begin Stored data
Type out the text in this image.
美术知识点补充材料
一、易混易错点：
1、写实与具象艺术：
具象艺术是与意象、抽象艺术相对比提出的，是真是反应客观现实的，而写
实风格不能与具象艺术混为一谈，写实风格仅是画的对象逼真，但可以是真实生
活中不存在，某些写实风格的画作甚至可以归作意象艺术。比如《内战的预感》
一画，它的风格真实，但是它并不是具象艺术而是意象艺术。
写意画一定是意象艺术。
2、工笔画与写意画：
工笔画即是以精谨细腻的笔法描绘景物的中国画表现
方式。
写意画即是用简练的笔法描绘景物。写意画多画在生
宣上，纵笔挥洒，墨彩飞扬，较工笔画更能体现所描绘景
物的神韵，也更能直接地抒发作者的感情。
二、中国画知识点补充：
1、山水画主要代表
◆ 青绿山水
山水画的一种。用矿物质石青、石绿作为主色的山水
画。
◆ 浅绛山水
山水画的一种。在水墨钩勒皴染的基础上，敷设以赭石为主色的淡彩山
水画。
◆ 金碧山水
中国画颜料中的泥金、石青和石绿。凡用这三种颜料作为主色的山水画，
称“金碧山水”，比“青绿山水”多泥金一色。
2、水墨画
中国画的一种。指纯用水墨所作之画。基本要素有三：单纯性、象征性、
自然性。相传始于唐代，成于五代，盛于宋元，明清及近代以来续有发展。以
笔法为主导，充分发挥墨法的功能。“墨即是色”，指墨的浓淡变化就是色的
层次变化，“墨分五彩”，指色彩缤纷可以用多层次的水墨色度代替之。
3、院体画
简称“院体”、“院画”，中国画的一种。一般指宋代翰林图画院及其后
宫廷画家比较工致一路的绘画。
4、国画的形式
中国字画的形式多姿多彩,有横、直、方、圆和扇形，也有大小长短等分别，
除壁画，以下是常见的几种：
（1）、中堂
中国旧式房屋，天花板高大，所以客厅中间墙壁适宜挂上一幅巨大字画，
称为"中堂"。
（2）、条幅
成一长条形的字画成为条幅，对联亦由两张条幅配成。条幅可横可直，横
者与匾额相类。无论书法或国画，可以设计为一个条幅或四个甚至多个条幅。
end Stored data
◆ **Problem details**
What is the number of lines containing "山水画的一种"? Give that number only.

◆ **Completed exercise**
2